(Record extracts begins)

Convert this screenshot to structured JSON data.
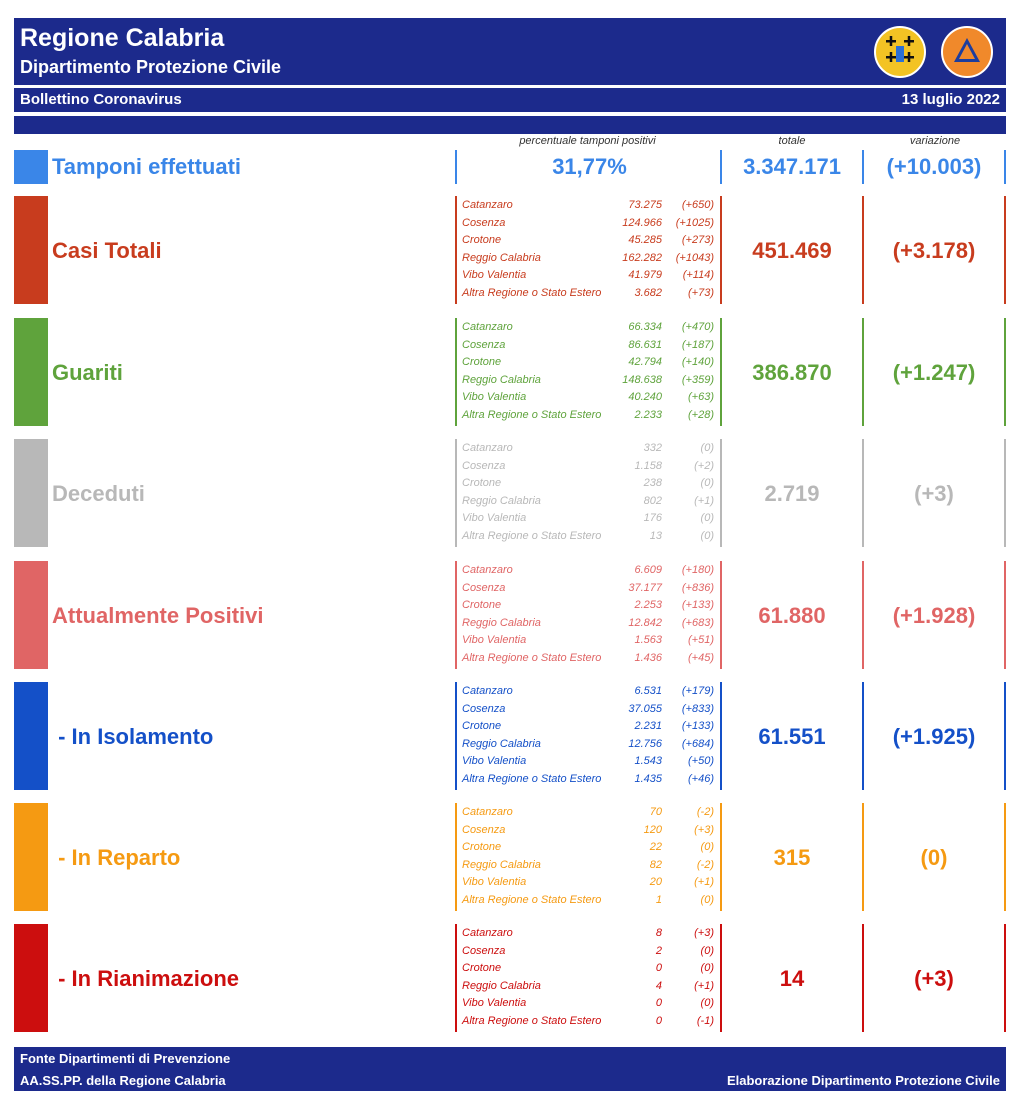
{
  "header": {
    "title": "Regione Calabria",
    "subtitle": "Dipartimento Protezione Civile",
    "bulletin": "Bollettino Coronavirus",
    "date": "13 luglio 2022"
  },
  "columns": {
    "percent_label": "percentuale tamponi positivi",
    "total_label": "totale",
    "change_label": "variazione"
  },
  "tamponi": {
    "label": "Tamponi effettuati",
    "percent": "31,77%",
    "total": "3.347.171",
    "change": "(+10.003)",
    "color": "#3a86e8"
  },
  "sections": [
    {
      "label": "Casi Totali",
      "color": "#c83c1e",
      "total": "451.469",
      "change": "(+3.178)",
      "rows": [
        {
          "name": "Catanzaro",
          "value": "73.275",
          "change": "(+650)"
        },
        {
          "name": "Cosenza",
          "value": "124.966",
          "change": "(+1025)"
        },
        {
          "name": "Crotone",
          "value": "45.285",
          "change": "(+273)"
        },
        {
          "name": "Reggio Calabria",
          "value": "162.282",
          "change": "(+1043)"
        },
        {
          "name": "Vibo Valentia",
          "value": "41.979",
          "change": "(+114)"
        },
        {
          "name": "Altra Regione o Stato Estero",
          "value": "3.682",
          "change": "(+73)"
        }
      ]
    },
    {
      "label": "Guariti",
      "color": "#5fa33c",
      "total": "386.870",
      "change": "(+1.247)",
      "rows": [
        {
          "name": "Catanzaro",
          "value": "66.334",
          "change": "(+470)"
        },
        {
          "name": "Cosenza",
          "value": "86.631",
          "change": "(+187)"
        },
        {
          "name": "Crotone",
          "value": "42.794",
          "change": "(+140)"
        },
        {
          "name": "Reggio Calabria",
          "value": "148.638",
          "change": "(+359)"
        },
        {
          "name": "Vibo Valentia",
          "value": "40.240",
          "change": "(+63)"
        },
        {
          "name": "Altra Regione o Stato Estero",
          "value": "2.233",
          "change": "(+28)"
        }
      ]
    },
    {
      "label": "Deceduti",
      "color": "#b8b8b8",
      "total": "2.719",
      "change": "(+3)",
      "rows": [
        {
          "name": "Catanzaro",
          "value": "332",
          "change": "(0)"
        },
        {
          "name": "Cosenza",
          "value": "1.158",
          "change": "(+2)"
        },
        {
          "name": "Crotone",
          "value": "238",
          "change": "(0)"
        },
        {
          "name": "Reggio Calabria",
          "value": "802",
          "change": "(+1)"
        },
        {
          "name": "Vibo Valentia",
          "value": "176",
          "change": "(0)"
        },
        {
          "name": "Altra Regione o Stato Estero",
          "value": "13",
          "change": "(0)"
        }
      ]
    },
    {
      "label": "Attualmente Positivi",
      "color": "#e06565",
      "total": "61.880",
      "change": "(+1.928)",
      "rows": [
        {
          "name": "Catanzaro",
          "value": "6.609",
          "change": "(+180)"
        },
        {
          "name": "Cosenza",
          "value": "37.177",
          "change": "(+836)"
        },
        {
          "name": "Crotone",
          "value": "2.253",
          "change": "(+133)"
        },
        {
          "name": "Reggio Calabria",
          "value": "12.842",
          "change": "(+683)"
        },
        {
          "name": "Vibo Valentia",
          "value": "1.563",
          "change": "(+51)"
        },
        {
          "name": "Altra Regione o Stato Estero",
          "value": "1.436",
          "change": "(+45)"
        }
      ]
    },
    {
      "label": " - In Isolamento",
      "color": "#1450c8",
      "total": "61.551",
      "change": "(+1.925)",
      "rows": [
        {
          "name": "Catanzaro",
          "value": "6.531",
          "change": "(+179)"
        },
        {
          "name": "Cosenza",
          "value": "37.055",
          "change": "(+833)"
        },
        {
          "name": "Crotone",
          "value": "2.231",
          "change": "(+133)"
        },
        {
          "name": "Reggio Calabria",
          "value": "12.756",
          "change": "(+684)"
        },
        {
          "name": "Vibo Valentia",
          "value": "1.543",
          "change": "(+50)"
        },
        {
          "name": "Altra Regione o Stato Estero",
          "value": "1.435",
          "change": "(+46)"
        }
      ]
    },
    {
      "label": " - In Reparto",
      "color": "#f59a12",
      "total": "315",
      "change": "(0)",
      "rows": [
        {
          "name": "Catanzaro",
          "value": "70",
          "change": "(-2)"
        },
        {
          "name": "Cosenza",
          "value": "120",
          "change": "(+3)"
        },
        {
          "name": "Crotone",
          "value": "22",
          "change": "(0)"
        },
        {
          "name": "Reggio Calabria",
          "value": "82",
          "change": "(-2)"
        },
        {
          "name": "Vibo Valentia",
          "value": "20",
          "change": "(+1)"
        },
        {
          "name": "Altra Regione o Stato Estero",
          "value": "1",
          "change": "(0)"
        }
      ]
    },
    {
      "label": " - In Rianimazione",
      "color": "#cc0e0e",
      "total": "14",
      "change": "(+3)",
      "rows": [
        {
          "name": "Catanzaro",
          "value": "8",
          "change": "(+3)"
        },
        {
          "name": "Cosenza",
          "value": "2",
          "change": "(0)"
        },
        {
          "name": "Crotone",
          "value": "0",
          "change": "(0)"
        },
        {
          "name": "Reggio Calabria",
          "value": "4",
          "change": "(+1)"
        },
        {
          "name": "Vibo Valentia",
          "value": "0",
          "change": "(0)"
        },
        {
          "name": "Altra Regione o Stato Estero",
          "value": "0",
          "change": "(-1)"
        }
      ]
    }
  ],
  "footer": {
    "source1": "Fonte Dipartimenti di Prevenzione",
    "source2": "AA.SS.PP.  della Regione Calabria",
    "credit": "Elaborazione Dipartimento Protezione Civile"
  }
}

(Record extracts ends)
(Record extracts begins)

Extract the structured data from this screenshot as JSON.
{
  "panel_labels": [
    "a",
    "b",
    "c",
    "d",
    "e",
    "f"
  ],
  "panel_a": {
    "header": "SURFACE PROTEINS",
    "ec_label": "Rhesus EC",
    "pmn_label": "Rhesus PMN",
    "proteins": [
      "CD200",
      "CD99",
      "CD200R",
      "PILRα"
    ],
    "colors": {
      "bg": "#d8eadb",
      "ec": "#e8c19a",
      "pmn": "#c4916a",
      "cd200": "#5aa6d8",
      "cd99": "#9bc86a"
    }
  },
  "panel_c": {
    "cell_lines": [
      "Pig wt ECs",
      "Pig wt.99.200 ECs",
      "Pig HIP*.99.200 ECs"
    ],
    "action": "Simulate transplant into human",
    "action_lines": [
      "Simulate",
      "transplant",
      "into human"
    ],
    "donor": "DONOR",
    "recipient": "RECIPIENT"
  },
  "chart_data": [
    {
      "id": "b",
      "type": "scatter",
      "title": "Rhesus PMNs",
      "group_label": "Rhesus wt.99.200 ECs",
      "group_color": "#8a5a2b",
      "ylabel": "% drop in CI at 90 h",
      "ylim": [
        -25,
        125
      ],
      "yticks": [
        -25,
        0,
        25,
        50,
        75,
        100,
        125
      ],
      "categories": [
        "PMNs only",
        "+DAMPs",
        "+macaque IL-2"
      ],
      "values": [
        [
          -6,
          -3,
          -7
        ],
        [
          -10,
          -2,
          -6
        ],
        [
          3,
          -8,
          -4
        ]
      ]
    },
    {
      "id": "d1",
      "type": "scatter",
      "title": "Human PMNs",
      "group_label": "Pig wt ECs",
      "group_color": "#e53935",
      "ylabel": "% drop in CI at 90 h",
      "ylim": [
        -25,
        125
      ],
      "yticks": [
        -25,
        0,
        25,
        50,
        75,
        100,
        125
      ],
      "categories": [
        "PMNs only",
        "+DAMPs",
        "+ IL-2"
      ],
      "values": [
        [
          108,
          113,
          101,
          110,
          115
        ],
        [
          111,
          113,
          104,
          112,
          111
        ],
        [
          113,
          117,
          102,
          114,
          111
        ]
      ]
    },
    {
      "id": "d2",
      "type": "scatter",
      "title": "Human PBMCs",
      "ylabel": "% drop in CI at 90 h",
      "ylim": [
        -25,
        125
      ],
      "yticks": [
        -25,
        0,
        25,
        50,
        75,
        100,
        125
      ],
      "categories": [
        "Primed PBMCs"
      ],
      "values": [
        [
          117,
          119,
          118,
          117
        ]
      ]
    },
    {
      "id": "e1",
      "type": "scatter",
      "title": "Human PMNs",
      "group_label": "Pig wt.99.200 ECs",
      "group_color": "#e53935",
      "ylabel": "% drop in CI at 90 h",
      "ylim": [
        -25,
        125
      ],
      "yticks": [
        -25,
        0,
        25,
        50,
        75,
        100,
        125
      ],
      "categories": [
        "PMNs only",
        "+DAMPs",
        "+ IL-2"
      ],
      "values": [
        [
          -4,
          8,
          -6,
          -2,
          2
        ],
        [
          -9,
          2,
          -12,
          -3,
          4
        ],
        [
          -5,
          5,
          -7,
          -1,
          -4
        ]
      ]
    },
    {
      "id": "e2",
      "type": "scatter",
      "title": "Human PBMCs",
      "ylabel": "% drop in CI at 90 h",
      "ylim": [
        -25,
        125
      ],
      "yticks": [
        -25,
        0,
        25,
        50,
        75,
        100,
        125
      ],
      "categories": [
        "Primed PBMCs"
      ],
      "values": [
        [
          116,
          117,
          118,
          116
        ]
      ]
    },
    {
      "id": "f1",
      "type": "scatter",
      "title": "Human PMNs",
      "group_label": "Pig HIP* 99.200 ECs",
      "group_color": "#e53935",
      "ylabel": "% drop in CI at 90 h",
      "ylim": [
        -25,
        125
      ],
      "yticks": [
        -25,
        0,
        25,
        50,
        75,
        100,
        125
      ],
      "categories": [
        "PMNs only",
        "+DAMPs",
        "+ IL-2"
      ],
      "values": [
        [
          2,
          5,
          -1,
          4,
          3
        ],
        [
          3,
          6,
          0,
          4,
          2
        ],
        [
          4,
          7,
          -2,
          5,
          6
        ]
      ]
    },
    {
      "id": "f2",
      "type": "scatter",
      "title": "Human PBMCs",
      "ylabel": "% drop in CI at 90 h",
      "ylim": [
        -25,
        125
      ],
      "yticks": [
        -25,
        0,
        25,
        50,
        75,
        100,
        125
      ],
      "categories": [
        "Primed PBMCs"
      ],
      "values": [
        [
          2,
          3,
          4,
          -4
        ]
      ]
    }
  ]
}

(Record extracts ends)

Prompt → Give the number of lines in the records where the word "structured" occurs, and add nothing.

Answer to this problem → 2